Task brief: Copy each line that holds "this".

Data for the task:
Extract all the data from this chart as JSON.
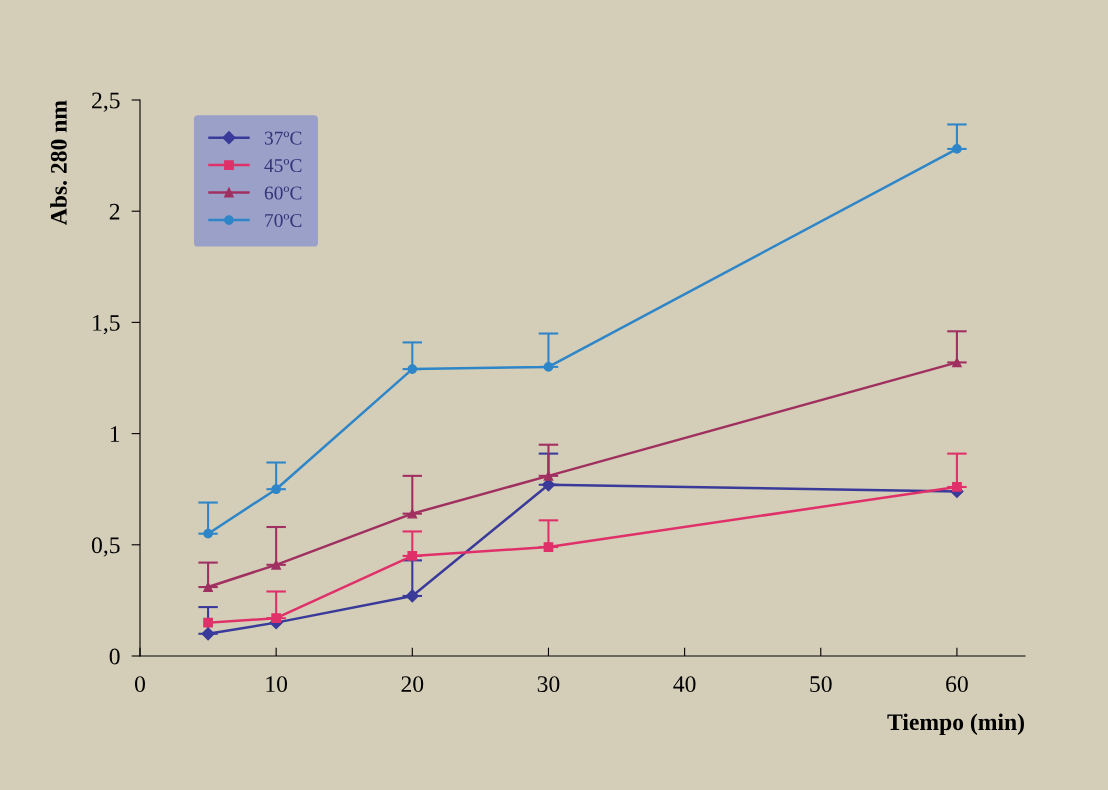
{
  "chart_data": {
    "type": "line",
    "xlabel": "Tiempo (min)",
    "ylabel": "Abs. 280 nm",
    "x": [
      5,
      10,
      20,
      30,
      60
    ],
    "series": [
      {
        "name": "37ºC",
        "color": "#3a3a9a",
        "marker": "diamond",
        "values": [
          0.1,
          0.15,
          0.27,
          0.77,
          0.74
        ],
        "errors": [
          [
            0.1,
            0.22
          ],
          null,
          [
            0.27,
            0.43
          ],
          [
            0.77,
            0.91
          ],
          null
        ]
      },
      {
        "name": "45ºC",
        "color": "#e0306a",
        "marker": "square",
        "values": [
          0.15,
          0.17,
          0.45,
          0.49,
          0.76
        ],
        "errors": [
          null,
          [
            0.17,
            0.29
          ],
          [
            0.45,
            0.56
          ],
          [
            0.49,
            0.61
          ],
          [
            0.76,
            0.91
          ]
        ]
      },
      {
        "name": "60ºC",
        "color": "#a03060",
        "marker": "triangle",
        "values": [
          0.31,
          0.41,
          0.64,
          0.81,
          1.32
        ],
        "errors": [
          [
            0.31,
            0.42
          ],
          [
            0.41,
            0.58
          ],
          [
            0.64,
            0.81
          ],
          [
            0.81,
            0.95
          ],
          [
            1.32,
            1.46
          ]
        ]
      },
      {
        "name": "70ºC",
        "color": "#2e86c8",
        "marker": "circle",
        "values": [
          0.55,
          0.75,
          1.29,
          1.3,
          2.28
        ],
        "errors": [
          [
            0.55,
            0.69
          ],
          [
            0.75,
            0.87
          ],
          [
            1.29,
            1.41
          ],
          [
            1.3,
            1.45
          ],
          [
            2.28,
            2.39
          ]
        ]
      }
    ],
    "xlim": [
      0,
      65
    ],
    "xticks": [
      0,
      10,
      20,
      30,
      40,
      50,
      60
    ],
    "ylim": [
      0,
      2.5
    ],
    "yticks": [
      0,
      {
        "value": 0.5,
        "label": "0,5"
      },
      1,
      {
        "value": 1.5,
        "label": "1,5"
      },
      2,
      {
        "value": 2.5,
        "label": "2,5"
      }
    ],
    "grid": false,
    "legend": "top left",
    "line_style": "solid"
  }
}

...

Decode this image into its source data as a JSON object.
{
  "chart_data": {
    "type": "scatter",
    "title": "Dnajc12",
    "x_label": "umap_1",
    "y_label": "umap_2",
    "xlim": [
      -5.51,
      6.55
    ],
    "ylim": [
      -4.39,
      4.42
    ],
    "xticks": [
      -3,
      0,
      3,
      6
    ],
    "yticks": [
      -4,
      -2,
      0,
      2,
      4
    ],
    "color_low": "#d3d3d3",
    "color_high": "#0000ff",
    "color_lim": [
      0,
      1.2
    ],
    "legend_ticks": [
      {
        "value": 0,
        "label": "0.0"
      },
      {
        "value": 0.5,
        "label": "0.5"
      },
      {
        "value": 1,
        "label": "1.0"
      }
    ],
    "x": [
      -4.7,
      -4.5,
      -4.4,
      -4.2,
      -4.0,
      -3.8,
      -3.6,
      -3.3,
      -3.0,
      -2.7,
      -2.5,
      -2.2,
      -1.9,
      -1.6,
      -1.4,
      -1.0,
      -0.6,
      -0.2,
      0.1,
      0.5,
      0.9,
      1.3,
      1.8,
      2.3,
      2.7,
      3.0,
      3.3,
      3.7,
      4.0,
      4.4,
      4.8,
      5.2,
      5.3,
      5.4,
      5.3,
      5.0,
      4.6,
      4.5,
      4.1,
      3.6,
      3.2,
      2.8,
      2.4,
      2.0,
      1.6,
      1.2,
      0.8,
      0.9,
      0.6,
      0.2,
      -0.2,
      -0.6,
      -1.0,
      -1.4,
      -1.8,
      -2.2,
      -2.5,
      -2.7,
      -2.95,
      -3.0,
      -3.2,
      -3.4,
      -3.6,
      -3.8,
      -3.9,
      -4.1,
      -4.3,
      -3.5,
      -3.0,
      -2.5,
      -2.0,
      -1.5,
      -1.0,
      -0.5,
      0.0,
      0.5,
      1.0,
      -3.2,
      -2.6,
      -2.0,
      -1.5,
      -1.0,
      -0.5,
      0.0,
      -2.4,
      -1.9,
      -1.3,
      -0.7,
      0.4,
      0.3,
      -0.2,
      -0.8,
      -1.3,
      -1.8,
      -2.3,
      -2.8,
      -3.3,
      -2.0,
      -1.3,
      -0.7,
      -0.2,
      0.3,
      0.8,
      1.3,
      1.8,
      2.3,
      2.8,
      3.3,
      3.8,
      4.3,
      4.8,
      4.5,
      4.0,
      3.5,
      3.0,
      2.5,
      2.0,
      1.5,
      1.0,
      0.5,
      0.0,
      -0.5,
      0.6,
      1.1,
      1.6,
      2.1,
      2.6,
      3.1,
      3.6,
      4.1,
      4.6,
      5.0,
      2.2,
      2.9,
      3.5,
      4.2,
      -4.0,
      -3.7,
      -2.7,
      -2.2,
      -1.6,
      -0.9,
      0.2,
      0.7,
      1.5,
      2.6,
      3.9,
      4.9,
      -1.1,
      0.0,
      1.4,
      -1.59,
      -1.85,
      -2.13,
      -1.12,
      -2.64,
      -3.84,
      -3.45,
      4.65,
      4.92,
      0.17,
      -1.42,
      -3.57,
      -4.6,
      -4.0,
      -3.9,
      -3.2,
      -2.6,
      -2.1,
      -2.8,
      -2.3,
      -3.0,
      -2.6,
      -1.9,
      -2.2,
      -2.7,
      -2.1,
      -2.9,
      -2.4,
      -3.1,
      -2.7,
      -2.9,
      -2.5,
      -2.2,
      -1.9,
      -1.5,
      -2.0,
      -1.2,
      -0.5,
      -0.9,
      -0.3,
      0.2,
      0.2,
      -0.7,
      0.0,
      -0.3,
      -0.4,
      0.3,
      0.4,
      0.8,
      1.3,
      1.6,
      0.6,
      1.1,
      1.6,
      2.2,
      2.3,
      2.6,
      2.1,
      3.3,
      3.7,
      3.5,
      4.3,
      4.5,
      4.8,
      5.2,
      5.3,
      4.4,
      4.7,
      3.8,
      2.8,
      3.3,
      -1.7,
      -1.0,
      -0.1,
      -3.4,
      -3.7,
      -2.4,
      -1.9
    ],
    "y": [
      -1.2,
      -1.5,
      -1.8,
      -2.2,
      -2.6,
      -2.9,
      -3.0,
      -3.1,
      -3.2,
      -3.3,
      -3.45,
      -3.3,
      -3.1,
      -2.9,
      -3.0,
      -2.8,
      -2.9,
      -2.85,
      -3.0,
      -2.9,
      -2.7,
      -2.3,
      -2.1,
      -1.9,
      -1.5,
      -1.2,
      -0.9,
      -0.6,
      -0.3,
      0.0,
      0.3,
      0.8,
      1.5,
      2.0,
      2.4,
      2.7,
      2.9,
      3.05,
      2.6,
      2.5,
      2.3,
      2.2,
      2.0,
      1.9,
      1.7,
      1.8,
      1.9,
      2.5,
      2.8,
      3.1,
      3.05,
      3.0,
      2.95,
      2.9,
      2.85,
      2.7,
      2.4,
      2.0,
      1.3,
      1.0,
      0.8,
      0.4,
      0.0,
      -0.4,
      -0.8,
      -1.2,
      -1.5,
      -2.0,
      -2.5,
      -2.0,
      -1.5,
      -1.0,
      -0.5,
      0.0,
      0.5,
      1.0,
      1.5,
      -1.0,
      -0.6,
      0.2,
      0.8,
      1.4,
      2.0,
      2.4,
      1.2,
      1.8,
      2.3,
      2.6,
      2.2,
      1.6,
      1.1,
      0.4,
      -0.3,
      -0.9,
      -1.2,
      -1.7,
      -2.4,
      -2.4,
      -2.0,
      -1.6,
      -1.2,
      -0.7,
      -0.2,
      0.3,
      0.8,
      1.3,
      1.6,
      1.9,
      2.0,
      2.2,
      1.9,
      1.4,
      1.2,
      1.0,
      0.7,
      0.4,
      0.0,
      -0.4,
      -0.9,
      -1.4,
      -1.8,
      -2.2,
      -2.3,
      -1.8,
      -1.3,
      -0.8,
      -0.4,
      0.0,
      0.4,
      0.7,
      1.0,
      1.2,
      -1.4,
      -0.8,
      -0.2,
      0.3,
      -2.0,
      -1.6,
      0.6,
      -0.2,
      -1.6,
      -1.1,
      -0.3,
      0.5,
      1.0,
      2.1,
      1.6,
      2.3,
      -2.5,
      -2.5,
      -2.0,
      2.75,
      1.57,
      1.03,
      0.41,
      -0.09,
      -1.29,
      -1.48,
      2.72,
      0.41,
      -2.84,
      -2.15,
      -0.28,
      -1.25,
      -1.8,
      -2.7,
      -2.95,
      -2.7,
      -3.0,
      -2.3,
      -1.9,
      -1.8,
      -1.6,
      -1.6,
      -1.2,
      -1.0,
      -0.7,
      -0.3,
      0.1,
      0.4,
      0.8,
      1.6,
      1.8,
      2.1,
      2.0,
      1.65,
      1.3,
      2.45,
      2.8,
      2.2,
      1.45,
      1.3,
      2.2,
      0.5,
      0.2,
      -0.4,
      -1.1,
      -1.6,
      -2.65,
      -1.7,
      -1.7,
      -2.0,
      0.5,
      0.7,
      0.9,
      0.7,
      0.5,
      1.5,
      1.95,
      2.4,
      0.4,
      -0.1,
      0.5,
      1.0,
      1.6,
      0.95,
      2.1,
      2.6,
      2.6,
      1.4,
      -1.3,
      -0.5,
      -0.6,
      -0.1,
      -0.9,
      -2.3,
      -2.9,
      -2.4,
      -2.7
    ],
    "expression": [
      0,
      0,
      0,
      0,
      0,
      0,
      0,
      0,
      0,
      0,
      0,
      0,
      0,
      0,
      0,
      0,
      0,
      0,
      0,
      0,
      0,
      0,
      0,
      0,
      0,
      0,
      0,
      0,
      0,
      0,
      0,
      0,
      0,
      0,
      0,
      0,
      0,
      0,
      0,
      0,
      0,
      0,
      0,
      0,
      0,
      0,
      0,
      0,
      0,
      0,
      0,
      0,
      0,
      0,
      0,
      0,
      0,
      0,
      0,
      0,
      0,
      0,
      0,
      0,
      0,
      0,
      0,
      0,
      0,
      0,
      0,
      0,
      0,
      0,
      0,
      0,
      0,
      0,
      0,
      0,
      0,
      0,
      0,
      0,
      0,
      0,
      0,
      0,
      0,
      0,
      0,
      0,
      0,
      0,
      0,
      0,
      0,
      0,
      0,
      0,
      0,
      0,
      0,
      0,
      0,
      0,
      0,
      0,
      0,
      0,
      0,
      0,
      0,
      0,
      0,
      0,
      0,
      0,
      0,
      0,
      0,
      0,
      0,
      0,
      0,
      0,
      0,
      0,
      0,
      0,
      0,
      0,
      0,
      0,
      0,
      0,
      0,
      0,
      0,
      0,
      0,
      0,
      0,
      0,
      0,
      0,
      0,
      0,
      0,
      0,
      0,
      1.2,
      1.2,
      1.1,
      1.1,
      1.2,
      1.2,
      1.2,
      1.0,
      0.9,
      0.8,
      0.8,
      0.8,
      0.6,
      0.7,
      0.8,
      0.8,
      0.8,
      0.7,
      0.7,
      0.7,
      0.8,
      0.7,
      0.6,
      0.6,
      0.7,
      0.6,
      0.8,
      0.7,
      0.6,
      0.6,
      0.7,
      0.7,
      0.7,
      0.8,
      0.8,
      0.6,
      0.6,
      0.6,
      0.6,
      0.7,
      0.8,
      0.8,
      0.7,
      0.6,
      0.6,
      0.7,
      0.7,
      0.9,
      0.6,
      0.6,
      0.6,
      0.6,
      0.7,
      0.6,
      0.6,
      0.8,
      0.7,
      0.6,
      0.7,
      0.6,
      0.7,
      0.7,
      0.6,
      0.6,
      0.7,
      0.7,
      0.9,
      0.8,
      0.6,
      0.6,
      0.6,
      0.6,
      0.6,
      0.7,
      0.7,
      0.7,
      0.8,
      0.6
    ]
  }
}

Output of the task:
Extract all the data from this chart as JSON.
Decode this image into its source data as a JSON object.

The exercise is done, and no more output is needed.